Task to complete: Give back the whole listing exactly as shown.

[Stored data entries]

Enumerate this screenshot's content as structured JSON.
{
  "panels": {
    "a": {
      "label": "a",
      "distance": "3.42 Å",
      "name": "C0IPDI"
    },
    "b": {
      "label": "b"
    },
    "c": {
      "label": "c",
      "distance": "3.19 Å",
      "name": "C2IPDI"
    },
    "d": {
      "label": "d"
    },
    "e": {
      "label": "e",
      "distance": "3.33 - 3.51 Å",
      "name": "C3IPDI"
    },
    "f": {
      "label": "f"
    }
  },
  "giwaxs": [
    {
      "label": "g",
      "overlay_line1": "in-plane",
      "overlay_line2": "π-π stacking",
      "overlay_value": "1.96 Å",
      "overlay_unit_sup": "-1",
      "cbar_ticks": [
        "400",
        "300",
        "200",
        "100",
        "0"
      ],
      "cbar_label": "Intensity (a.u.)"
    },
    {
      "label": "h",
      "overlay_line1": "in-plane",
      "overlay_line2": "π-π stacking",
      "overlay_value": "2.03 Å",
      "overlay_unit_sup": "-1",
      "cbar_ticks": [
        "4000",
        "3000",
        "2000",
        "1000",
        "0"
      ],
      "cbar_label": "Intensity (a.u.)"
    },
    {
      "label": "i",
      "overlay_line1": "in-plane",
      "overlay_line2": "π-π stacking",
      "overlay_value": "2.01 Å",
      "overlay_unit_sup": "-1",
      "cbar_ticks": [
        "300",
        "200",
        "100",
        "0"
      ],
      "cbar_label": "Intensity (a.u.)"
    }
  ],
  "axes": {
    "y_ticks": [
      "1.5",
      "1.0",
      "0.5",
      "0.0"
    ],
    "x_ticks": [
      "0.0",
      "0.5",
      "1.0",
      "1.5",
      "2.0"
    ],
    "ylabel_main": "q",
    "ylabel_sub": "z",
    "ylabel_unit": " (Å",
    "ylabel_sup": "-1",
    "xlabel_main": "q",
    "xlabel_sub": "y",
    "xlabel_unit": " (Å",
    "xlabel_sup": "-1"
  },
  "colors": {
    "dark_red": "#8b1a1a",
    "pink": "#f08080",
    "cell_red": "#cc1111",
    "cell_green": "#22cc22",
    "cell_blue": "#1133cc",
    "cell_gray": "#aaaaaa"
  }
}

Task output:
Enumerate this screenshot's content as structured JSON.
{
  "panels": {
    "a": {
      "label": "a",
      "distance": "3.42 Å",
      "name": "C0IPDI"
    },
    "b": {
      "label": "b"
    },
    "c": {
      "label": "c",
      "distance": "3.19 Å",
      "name": "C2IPDI"
    },
    "d": {
      "label": "d"
    },
    "e": {
      "label": "e",
      "distance": "3.33 - 3.51 Å",
      "name": "C3IPDI"
    },
    "f": {
      "label": "f"
    }
  },
  "giwaxs": [
    {
      "label": "g",
      "overlay_line1": "in-plane",
      "overlay_line2": "π-π stacking",
      "overlay_value": "1.96 Å",
      "overlay_unit_sup": "-1",
      "cbar_ticks": [
        "400",
        "300",
        "200",
        "100",
        "0"
      ],
      "cbar_label": "Intensity (a.u.)"
    },
    {
      "label": "h",
      "overlay_line1": "in-plane",
      "overlay_line2": "π-π stacking",
      "overlay_value": "2.03 Å",
      "overlay_unit_sup": "-1",
      "cbar_ticks": [
        "4000",
        "3000",
        "2000",
        "1000",
        "0"
      ],
      "cbar_label": "Intensity (a.u.)"
    },
    {
      "label": "i",
      "overlay_line1": "in-plane",
      "overlay_line2": "π-π stacking",
      "overlay_value": "2.01 Å",
      "overlay_unit_sup": "-1",
      "cbar_ticks": [
        "300",
        "200",
        "100",
        "0"
      ],
      "cbar_label": "Intensity (a.u.)"
    }
  ],
  "axes": {
    "y_ticks": [
      "1.5",
      "1.0",
      "0.5",
      "0.0"
    ],
    "x_ticks": [
      "0.0",
      "0.5",
      "1.0",
      "1.5",
      "2.0"
    ],
    "ylabel_main": "q",
    "ylabel_sub": "z",
    "ylabel_unit": " (Å",
    "ylabel_sup": "-1",
    "xlabel_main": "q",
    "xlabel_sub": "y",
    "xlabel_unit": " (Å",
    "xlabel_sup": "-1"
  },
  "colors": {
    "dark_red": "#8b1a1a",
    "pink": "#f08080",
    "cell_red": "#cc1111",
    "cell_green": "#22cc22",
    "cell_blue": "#1133cc",
    "cell_gray": "#aaaaaa"
  }
}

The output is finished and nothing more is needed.